• EXERCISE BRIEF: Exclude the pictures and reproduce the remaining data exactly as written.

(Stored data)
——

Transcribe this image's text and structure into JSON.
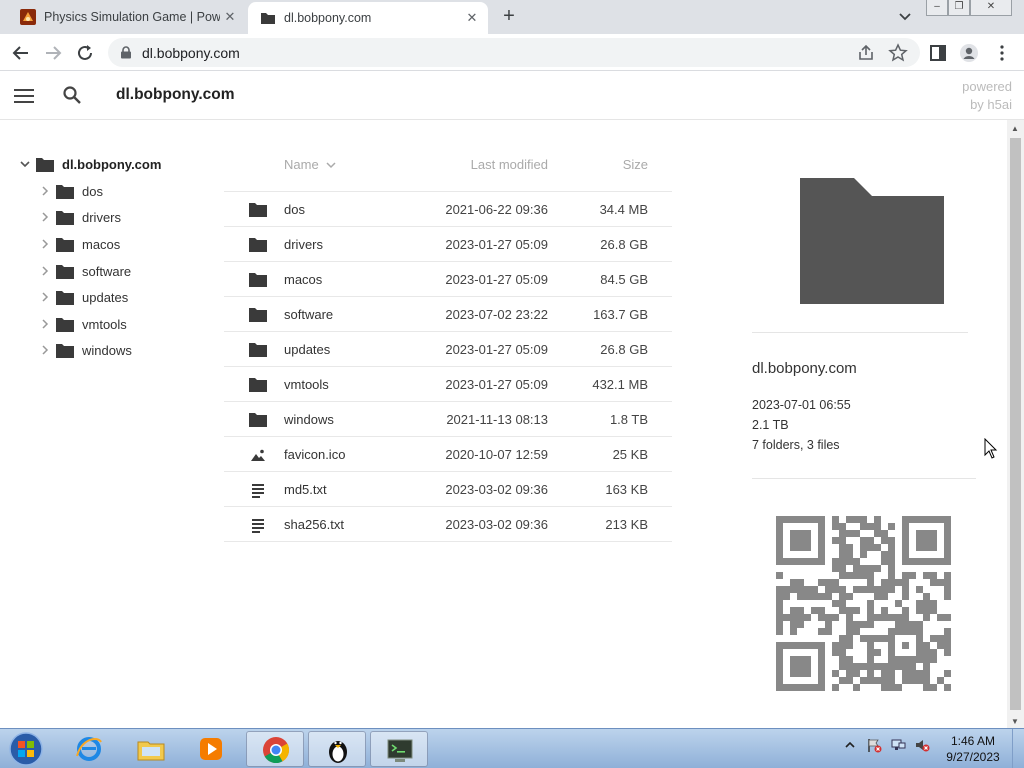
{
  "browser": {
    "tabs": [
      {
        "label": "Physics Simulation Game | Powder",
        "active": false
      },
      {
        "label": "dl.bobpony.com",
        "active": true
      }
    ],
    "new_tab": "+",
    "url": "dl.bobpony.com",
    "window_controls": {
      "minimize": "‒",
      "restore": "❐",
      "close": "✕"
    }
  },
  "header": {
    "title": "dl.bobpony.com",
    "powered_line1": "powered",
    "powered_line2": "by h5ai"
  },
  "tree": {
    "root": "dl.bobpony.com",
    "items": [
      "dos",
      "drivers",
      "macos",
      "software",
      "updates",
      "vmtools",
      "windows"
    ]
  },
  "list": {
    "headers": {
      "name": "Name",
      "modified": "Last modified",
      "size": "Size"
    },
    "sort_indicator": "chevron-down-icon",
    "rows": [
      {
        "icon": "folder-icon",
        "name": "dos",
        "modified": "2021-06-22 09:36",
        "size": "34.4 MB"
      },
      {
        "icon": "folder-icon",
        "name": "drivers",
        "modified": "2023-01-27 05:09",
        "size": "26.8 GB"
      },
      {
        "icon": "folder-icon",
        "name": "macos",
        "modified": "2023-01-27 05:09",
        "size": "84.5 GB"
      },
      {
        "icon": "folder-icon",
        "name": "software",
        "modified": "2023-07-02 23:22",
        "size": "163.7 GB"
      },
      {
        "icon": "folder-icon",
        "name": "updates",
        "modified": "2023-01-27 05:09",
        "size": "26.8 GB"
      },
      {
        "icon": "folder-icon",
        "name": "vmtools",
        "modified": "2023-01-27 05:09",
        "size": "432.1 MB"
      },
      {
        "icon": "folder-icon",
        "name": "windows",
        "modified": "2021-11-13 08:13",
        "size": "1.8 TB"
      },
      {
        "icon": "image-file-icon",
        "name": "favicon.ico",
        "modified": "2020-10-07 12:59",
        "size": "25 KB"
      },
      {
        "icon": "text-file-icon",
        "name": "md5.txt",
        "modified": "2023-03-02 09:36",
        "size": "163 KB"
      },
      {
        "icon": "text-file-icon",
        "name": "sha256.txt",
        "modified": "2023-03-02 09:36",
        "size": "213 KB"
      }
    ]
  },
  "info": {
    "title": "dl.bobpony.com",
    "date": "2023-07-01 06:55",
    "size": "2.1 TB",
    "counts": "7 folders, 3 files"
  },
  "taskbar": {
    "apps": [
      "internet-explorer-icon",
      "file-explorer-icon",
      "media-player-icon",
      "chrome-icon",
      "penguin-app-icon",
      "terminal-icon"
    ],
    "clock_time": "1:46 AM",
    "clock_date": "9/27/2023"
  },
  "colors": {
    "tabstrip": "#dee1e6",
    "icon_dark": "#3a3a3a",
    "folder_large": "#555555",
    "qr": "#888888",
    "taskbar": "#a9c4e6"
  }
}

——

• REPLY:
Transcribe this image's text and structure into JSON.
{
  "browser": {
    "tabs": [
      {
        "label": "Physics Simulation Game | Powder",
        "active": false
      },
      {
        "label": "dl.bobpony.com",
        "active": true
      }
    ],
    "new_tab": "+",
    "url": "dl.bobpony.com",
    "window_controls": {
      "minimize": "‒",
      "restore": "❐",
      "close": "✕"
    }
  },
  "header": {
    "title": "dl.bobpony.com",
    "powered_line1": "powered",
    "powered_line2": "by h5ai"
  },
  "tree": {
    "root": "dl.bobpony.com",
    "items": [
      "dos",
      "drivers",
      "macos",
      "software",
      "updates",
      "vmtools",
      "windows"
    ]
  },
  "list": {
    "headers": {
      "name": "Name",
      "modified": "Last modified",
      "size": "Size"
    },
    "sort_indicator": "chevron-down-icon",
    "rows": [
      {
        "icon": "folder-icon",
        "name": "dos",
        "modified": "2021-06-22 09:36",
        "size": "34.4 MB"
      },
      {
        "icon": "folder-icon",
        "name": "drivers",
        "modified": "2023-01-27 05:09",
        "size": "26.8 GB"
      },
      {
        "icon": "folder-icon",
        "name": "macos",
        "modified": "2023-01-27 05:09",
        "size": "84.5 GB"
      },
      {
        "icon": "folder-icon",
        "name": "software",
        "modified": "2023-07-02 23:22",
        "size": "163.7 GB"
      },
      {
        "icon": "folder-icon",
        "name": "updates",
        "modified": "2023-01-27 05:09",
        "size": "26.8 GB"
      },
      {
        "icon": "folder-icon",
        "name": "vmtools",
        "modified": "2023-01-27 05:09",
        "size": "432.1 MB"
      },
      {
        "icon": "folder-icon",
        "name": "windows",
        "modified": "2021-11-13 08:13",
        "size": "1.8 TB"
      },
      {
        "icon": "image-file-icon",
        "name": "favicon.ico",
        "modified": "2020-10-07 12:59",
        "size": "25 KB"
      },
      {
        "icon": "text-file-icon",
        "name": "md5.txt",
        "modified": "2023-03-02 09:36",
        "size": "163 KB"
      },
      {
        "icon": "text-file-icon",
        "name": "sha256.txt",
        "modified": "2023-03-02 09:36",
        "size": "213 KB"
      }
    ]
  },
  "info": {
    "title": "dl.bobpony.com",
    "date": "2023-07-01 06:55",
    "size": "2.1 TB",
    "counts": "7 folders, 3 files"
  },
  "taskbar": {
    "apps": [
      "internet-explorer-icon",
      "file-explorer-icon",
      "media-player-icon",
      "chrome-icon",
      "penguin-app-icon",
      "terminal-icon"
    ],
    "clock_time": "1:46 AM",
    "clock_date": "9/27/2023"
  },
  "colors": {
    "tabstrip": "#dee1e6",
    "icon_dark": "#3a3a3a",
    "folder_large": "#555555",
    "qr": "#888888",
    "taskbar": "#a9c4e6"
  }
}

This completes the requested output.